- The data
— START —
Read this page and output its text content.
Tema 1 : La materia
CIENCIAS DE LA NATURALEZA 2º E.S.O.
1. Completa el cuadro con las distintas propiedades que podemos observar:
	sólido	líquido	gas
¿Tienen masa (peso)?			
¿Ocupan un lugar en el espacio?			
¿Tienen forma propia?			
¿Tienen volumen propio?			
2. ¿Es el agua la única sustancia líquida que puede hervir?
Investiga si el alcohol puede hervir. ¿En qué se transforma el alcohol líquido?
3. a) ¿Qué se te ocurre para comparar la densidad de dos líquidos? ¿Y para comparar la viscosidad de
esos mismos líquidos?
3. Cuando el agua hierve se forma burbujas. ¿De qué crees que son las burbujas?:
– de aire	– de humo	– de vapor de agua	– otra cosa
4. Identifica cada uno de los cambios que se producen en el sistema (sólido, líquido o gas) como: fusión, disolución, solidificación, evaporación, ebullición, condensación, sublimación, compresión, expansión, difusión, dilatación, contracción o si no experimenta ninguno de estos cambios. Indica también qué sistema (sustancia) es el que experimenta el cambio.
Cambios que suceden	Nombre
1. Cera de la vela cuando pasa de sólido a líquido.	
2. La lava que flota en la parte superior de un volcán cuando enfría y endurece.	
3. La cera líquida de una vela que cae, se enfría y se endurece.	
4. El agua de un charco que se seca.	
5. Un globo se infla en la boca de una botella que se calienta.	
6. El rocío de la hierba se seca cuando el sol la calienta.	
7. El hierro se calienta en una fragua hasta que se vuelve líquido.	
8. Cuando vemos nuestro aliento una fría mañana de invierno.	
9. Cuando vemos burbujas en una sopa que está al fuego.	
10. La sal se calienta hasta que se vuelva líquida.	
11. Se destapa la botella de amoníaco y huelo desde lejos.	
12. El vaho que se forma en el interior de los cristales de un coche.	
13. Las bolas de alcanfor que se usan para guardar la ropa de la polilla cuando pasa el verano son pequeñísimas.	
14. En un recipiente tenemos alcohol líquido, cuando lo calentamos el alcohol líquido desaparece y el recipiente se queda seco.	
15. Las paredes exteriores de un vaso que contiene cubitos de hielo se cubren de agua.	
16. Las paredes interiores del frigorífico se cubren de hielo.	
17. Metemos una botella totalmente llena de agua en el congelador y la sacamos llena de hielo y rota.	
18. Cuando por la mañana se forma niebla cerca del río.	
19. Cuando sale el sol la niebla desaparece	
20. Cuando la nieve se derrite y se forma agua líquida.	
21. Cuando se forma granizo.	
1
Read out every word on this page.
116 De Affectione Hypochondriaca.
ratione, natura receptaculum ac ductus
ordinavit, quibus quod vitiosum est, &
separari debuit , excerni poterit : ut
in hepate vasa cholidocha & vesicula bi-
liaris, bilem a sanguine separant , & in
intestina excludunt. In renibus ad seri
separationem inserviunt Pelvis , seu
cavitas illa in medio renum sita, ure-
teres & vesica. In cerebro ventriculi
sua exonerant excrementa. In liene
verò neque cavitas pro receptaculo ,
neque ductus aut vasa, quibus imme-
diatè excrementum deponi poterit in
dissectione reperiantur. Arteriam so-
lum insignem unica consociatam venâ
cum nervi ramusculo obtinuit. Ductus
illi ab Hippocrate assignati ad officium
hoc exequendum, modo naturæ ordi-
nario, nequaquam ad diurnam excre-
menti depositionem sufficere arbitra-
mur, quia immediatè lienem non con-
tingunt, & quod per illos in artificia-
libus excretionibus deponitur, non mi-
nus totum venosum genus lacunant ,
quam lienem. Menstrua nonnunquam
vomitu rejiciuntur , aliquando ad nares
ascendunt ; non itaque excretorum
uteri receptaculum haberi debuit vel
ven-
— END —
- Work instructions
Transcribe all of the entries without altering anything.

- Expected output
Read this page and output its text content.
Tema 1 : La materia
CIENCIAS DE LA NATURALEZA 2º E.S.O.
1. Completa el cuadro con las distintas propiedades que podemos observar:
	sólido	líquido	gas
¿Tienen masa (peso)?			
¿Ocupan un lugar en el espacio?			
¿Tienen forma propia?			
¿Tienen volumen propio?			
2. ¿Es el agua la única sustancia líquida que puede hervir?
Investiga si el alcohol puede hervir. ¿En qué se transforma el alcohol líquido?
3. a) ¿Qué se te ocurre para comparar la densidad de dos líquidos? ¿Y para comparar la viscosidad de
esos mismos líquidos?
3. Cuando el agua hierve se forma burbujas. ¿De qué crees que son las burbujas?:
– de aire	– de humo	– de vapor de agua	– otra cosa
4. Identifica cada uno de los cambios que se producen en el sistema (sólido, líquido o gas) como: fusión, disolución, solidificación, evaporación, ebullición, condensación, sublimación, compresión, expansión, difusión, dilatación, contracción o si no experimenta ninguno de estos cambios. Indica también qué sistema (sustancia) es el que experimenta el cambio.
Cambios que suceden	Nombre
1. Cera de la vela cuando pasa de sólido a líquido.	
2. La lava que flota en la parte superior de un volcán cuando enfría y endurece.	
3. La cera líquida de una vela que cae, se enfría y se endurece.	
4. El agua de un charco que se seca.	
5. Un globo se infla en la boca de una botella que se calienta.	
6. El rocío de la hierba se seca cuando el sol la calienta.	
7. El hierro se calienta en una fragua hasta que se vuelve líquido.	
8. Cuando vemos nuestro aliento una fría mañana de invierno.	
9. Cuando vemos burbujas en una sopa que está al fuego.	
10. La sal se calienta hasta que se vuelva líquida.	
11. Se destapa la botella de amoníaco y huelo desde lejos.	
12. El vaho que se forma en el interior de los cristales de un coche.	
13. Las bolas de alcanfor que se usan para guardar la ropa de la polilla cuando pasa el verano son pequeñísimas.	
14. En un recipiente tenemos alcohol líquido, cuando lo calentamos el alcohol líquido desaparece y el recipiente se queda seco.	
15. Las paredes exteriores de un vaso que contiene cubitos de hielo se cubren de agua.	
16. Las paredes interiores del frigorífico se cubren de hielo.	
17. Metemos una botella totalmente llena de agua en el congelador y la sacamos llena de hielo y rota.	
18. Cuando por la mañana se forma niebla cerca del río.	
19. Cuando sale el sol la niebla desaparece	
20. Cuando la nieve se derrite y se forma agua líquida.	
21. Cuando se forma granizo.	
1
Read out every word on this page.
116 De Affectione Hypochondriaca.
ratione, natura receptaculum ac ductus
ordinavit, quibus quod vitiosum est, &
separari debuit , excerni poterit : ut
in hepate vasa cholidocha & vesicula bi-
liaris, bilem a sanguine separant , & in
intestina excludunt. In renibus ad seri
separationem inserviunt Pelvis , seu
cavitas illa in medio renum sita, ure-
teres & vesica. In cerebro ventriculi
sua exonerant excrementa. In liene
verò neque cavitas pro receptaculo ,
neque ductus aut vasa, quibus imme-
diatè excrementum deponi poterit in
dissectione reperiantur. Arteriam so-
lum insignem unica consociatam venâ
cum nervi ramusculo obtinuit. Ductus
illi ab Hippocrate assignati ad officium
hoc exequendum, modo naturæ ordi-
nario, nequaquam ad diurnam excre-
menti depositionem sufficere arbitra-
mur, quia immediatè lienem non con-
tingunt, & quod per illos in artificia-
libus excretionibus deponitur, non mi-
nus totum venosum genus lacunant ,
quam lienem. Menstrua nonnunquam
vomitu rejiciuntur , aliquando ad nares
ascendunt ; non itaque excretorum
uteri receptaculum haberi debuit vel
ven-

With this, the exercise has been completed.